## What is needed
Return the records, each one exactly as written.

## Extracted records

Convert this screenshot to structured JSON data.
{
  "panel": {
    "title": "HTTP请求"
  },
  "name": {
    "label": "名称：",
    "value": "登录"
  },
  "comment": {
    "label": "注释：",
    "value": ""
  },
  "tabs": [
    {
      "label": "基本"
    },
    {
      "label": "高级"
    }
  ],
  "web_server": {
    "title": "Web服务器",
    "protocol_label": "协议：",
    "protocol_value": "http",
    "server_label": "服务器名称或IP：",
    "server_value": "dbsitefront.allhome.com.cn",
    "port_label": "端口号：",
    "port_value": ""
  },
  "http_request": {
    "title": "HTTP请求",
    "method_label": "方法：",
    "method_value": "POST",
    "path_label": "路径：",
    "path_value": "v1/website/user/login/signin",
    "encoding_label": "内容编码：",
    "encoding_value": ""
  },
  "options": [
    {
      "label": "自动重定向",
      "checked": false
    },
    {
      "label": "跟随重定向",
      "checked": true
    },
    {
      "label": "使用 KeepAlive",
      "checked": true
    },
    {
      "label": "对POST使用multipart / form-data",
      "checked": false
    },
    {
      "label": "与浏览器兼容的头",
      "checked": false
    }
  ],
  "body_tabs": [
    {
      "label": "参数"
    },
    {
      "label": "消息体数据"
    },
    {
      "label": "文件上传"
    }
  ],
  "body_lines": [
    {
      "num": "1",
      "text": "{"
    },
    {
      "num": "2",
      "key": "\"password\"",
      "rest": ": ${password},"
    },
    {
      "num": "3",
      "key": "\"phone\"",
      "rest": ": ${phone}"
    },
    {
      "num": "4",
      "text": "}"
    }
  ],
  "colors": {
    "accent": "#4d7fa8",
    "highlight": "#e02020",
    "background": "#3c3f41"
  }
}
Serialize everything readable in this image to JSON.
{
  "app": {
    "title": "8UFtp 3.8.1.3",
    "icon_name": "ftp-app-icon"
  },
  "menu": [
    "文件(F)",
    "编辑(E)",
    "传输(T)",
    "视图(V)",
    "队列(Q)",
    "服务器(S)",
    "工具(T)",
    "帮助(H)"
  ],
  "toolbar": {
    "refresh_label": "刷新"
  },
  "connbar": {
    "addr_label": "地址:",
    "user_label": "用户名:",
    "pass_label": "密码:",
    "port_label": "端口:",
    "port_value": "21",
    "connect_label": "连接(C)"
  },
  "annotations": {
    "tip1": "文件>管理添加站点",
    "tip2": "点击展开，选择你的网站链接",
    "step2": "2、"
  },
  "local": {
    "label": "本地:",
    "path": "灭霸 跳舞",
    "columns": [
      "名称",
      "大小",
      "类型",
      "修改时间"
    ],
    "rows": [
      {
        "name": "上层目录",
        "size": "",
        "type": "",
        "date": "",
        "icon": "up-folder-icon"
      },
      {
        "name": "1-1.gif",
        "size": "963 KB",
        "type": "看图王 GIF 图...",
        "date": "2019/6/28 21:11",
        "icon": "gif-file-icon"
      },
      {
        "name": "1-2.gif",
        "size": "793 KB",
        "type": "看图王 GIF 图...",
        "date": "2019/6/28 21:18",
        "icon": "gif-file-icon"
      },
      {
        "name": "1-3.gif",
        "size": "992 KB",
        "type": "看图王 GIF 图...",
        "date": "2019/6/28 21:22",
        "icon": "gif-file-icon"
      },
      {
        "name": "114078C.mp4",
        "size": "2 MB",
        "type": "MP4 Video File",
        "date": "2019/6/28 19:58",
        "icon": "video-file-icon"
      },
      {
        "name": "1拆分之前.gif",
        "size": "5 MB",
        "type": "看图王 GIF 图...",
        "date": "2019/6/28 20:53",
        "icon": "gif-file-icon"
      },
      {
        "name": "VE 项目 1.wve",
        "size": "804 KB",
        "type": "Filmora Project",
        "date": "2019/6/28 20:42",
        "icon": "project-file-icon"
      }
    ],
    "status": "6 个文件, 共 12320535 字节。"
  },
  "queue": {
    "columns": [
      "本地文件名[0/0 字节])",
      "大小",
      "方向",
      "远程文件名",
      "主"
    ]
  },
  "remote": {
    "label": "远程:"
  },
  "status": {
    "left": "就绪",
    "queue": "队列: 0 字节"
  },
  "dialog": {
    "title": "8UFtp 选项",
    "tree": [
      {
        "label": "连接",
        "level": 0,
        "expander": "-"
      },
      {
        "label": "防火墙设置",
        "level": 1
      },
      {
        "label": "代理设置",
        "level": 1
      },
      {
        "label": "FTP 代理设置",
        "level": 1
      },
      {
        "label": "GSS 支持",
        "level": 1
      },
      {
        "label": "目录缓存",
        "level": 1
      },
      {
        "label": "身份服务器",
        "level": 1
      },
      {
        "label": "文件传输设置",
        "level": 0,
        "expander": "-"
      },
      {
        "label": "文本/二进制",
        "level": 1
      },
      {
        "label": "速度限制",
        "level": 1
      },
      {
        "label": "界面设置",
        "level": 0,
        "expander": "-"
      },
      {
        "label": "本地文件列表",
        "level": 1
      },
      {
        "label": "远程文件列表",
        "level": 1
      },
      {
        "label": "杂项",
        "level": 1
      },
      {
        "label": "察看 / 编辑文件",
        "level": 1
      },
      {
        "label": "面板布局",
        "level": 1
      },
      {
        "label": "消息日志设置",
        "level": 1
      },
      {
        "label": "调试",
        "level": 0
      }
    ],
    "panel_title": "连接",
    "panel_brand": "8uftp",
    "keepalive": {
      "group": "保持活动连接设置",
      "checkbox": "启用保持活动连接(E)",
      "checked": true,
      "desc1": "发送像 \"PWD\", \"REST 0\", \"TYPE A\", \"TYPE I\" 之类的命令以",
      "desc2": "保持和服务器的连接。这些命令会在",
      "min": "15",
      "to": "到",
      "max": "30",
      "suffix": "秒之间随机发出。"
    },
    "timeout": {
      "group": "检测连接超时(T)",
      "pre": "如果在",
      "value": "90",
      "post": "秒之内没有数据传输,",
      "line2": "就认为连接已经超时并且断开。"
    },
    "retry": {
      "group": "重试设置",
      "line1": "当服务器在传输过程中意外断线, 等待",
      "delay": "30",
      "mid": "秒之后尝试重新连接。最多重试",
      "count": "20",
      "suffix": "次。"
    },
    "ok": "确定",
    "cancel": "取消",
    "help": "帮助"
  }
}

## Output below
Convert this screenshot to structured JSON data.
{
  "panel": {
    "title": "HTTP请求"
  },
  "name": {
    "label": "名称：",
    "value": "登录"
  },
  "comment": {
    "label": "注释：",
    "value": ""
  },
  "tabs": [
    {
      "label": "基本"
    },
    {
      "label": "高级"
    }
  ],
  "web_server": {
    "title": "Web服务器",
    "protocol_label": "协议：",
    "protocol_value": "http",
    "server_label": "服务器名称或IP：",
    "server_value": "dbsitefront.allhome.com.cn",
    "port_label": "端口号：",
    "port_value": ""
  },
  "http_request": {
    "title": "HTTP请求",
    "method_label": "方法：",
    "method_value": "POST",
    "path_label": "路径：",
    "path_value": "v1/website/user/login/signin",
    "encoding_label": "内容编码：",
    "encoding_value": ""
  },
  "options": [
    {
      "label": "自动重定向",
      "checked": false
    },
    {
      "label": "跟随重定向",
      "checked": true
    },
    {
      "label": "使用 KeepAlive",
      "checked": true
    },
    {
      "label": "对POST使用multipart / form-data",
      "checked": false
    },
    {
      "label": "与浏览器兼容的头",
      "checked": false
    }
  ],
  "body_tabs": [
    {
      "label": "参数"
    },
    {
      "label": "消息体数据"
    },
    {
      "label": "文件上传"
    }
  ],
  "body_lines": [
    {
      "num": "1",
      "text": "{"
    },
    {
      "num": "2",
      "key": "\"password\"",
      "rest": ": ${password},"
    },
    {
      "num": "3",
      "key": "\"phone\"",
      "rest": ": ${phone}"
    },
    {
      "num": "4",
      "text": "}"
    }
  ],
  "colors": {
    "accent": "#4d7fa8",
    "highlight": "#e02020",
    "background": "#3c3f41"
  }
}
Serialize everything readable in this image to JSON.
{
  "app": {
    "title": "8UFtp 3.8.1.3",
    "icon_name": "ftp-app-icon"
  },
  "menu": [
    "文件(F)",
    "编辑(E)",
    "传输(T)",
    "视图(V)",
    "队列(Q)",
    "服务器(S)",
    "工具(T)",
    "帮助(H)"
  ],
  "toolbar": {
    "refresh_label": "刷新"
  },
  "connbar": {
    "addr_label": "地址:",
    "user_label": "用户名:",
    "pass_label": "密码:",
    "port_label": "端口:",
    "port_value": "21",
    "connect_label": "连接(C)"
  },
  "annotations": {
    "tip1": "文件>管理添加站点",
    "tip2": "点击展开，选择你的网站链接",
    "step2": "2、"
  },
  "local": {
    "label": "本地:",
    "path": "灭霸 跳舞",
    "columns": [
      "名称",
      "大小",
      "类型",
      "修改时间"
    ],
    "rows": [
      {
        "name": "上层目录",
        "size": "",
        "type": "",
        "date": "",
        "icon": "up-folder-icon"
      },
      {
        "name": "1-1.gif",
        "size": "963 KB",
        "type": "看图王 GIF 图...",
        "date": "2019/6/28 21:11",
        "icon": "gif-file-icon"
      },
      {
        "name": "1-2.gif",
        "size": "793 KB",
        "type": "看图王 GIF 图...",
        "date": "2019/6/28 21:18",
        "icon": "gif-file-icon"
      },
      {
        "name": "1-3.gif",
        "size": "992 KB",
        "type": "看图王 GIF 图...",
        "date": "2019/6/28 21:22",
        "icon": "gif-file-icon"
      },
      {
        "name": "114078C.mp4",
        "size": "2 MB",
        "type": "MP4 Video File",
        "date": "2019/6/28 19:58",
        "icon": "video-file-icon"
      },
      {
        "name": "1拆分之前.gif",
        "size": "5 MB",
        "type": "看图王 GIF 图...",
        "date": "2019/6/28 20:53",
        "icon": "gif-file-icon"
      },
      {
        "name": "VE 项目 1.wve",
        "size": "804 KB",
        "type": "Filmora Project",
        "date": "2019/6/28 20:42",
        "icon": "project-file-icon"
      }
    ],
    "status": "6 个文件, 共 12320535 字节。"
  },
  "queue": {
    "columns": [
      "本地文件名[0/0 字节])",
      "大小",
      "方向",
      "远程文件名",
      "主"
    ]
  },
  "remote": {
    "label": "远程:"
  },
  "status": {
    "left": "就绪",
    "queue": "队列: 0 字节"
  },
  "dialog": {
    "title": "8UFtp 选项",
    "tree": [
      {
        "label": "连接",
        "level": 0,
        "expander": "-"
      },
      {
        "label": "防火墙设置",
        "level": 1
      },
      {
        "label": "代理设置",
        "level": 1
      },
      {
        "label": "FTP 代理设置",
        "level": 1
      },
      {
        "label": "GSS 支持",
        "level": 1
      },
      {
        "label": "目录缓存",
        "level": 1
      },
      {
        "label": "身份服务器",
        "level": 1
      },
      {
        "label": "文件传输设置",
        "level": 0,
        "expander": "-"
      },
      {
        "label": "文本/二进制",
        "level": 1
      },
      {
        "label": "速度限制",
        "level": 1
      },
      {
        "label": "界面设置",
        "level": 0,
        "expander": "-"
      },
      {
        "label": "本地文件列表",
        "level": 1
      },
      {
        "label": "远程文件列表",
        "level": 1
      },
      {
        "label": "杂项",
        "level": 1
      },
      {
        "label": "察看 / 编辑文件",
        "level": 1
      },
      {
        "label": "面板布局",
        "level": 1
      },
      {
        "label": "消息日志设置",
        "level": 1
      },
      {
        "label": "调试",
        "level": 0
      }
    ],
    "panel_title": "连接",
    "panel_brand": "8uftp",
    "keepalive": {
      "group": "保持活动连接设置",
      "checkbox": "启用保持活动连接(E)",
      "checked": true,
      "desc1": "发送像 \"PWD\", \"REST 0\", \"TYPE A\", \"TYPE I\" 之类的命令以",
      "desc2": "保持和服务器的连接。这些命令会在",
      "min": "15",
      "to": "到",
      "max": "30",
      "suffix": "秒之间随机发出。"
    },
    "timeout": {
      "group": "检测连接超时(T)",
      "pre": "如果在",
      "value": "90",
      "post": "秒之内没有数据传输,",
      "line2": "就认为连接已经超时并且断开。"
    },
    "retry": {
      "group": "重试设置",
      "line1": "当服务器在传输过程中意外断线, 等待",
      "delay": "30",
      "mid": "秒之后尝试重新连接。最多重试",
      "count": "20",
      "suffix": "次。"
    },
    "ok": "确定",
    "cancel": "取消",
    "help": "帮助"
  }
}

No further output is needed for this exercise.